Request → Reproduce the listing that follows with no differences at all.

[Entries taken from a collection]
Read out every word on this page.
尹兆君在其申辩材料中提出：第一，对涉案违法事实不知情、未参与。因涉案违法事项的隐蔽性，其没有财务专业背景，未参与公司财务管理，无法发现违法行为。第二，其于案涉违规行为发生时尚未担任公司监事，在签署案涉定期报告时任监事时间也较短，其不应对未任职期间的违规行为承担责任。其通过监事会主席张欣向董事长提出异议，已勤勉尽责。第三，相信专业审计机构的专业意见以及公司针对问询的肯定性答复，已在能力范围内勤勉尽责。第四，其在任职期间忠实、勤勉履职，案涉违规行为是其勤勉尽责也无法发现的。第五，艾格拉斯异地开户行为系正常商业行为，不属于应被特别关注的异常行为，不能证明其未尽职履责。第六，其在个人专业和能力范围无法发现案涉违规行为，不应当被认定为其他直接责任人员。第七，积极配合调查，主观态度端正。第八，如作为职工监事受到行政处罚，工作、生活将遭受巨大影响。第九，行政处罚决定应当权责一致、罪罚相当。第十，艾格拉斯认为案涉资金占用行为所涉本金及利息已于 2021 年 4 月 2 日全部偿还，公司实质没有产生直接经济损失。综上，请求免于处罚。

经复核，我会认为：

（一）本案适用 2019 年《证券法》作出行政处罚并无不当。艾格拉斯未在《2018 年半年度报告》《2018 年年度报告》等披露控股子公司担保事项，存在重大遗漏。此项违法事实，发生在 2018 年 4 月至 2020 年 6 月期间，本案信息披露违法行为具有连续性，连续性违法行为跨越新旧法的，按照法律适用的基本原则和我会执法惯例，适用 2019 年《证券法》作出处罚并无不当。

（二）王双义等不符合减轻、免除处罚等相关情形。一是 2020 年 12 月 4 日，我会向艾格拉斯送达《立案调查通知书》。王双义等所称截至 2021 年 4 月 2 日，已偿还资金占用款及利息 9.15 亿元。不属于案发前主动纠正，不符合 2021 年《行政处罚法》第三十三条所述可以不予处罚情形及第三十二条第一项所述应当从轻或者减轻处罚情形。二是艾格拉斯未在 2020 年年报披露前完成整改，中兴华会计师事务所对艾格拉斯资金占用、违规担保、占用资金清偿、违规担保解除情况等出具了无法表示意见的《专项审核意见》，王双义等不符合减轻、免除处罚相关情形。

Full solution →
Read out every word on this page.
尹兆君在其申辩材料中提出：第一，对涉案违法事实不知情、未参与。因涉案违法事项的隐蔽性，其没有财务专业背景，未参与公司财务管理，无法发现违法行为。第二，其于案涉违规行为发生时尚未担任公司监事，在签署案涉定期报告时任监事时间也较短，其不应对未任职期间的违规行为承担责任。其通过监事会主席张欣向董事长提出异议，已勤勉尽责。第三，相信专业审计机构的专业意见以及公司针对问询的肯定性答复，已在能力范围内勤勉尽责。第四，其在任职期间忠实、勤勉履职，案涉违规行为是其勤勉尽责也无法发现的。第五，艾格拉斯异地开户行为系正常商业行为，不属于应被特别关注的异常行为，不能证明其未尽职履责。第六，其在个人专业和能力范围无法发现案涉违规行为，不应当被认定为其他直接责任人员。第七，积极配合调查，主观态度端正。第八，如作为职工监事受到行政处罚，工作、生活将遭受巨大影响。第九，行政处罚决定应当权责一致、罪罚相当。第十，艾格拉斯认为案涉资金占用行为所涉本金及利息已于 2021 年 4 月 2 日全部偿还，公司实质没有产生直接经济损失。综上，请求免于处罚。

经复核，我会认为：

（一）本案适用 2019 年《证券法》作出行政处罚并无不当。艾格拉斯未在《2018 年半年度报告》《2018 年年度报告》等披露控股子公司担保事项，存在重大遗漏。此项违法事实，发生在 2018 年 4 月至 2020 年 6 月期间，本案信息披露违法行为具有连续性，连续性违法行为跨越新旧法的，按照法律适用的基本原则和我会执法惯例，适用 2019 年《证券法》作出处罚并无不当。

（二）王双义等不符合减轻、免除处罚等相关情形。一是 2020 年 12 月 4 日，我会向艾格拉斯送达《立案调查通知书》。王双义等所称截至 2021 年 4 月 2 日，已偿还资金占用款及利息 9.15 亿元。不属于案发前主动纠正，不符合 2021 年《行政处罚法》第三十三条所述可以不予处罚情形及第三十二条第一项所述应当从轻或者减轻处罚情形。二是艾格拉斯未在 2020 年年报披露前完成整改，中兴华会计师事务所对艾格拉斯资金占用、违规担保、占用资金清偿、违规担保解除情况等出具了无法表示意见的《专项审核意见》，王双义等不符合减轻、免除处罚相关情形。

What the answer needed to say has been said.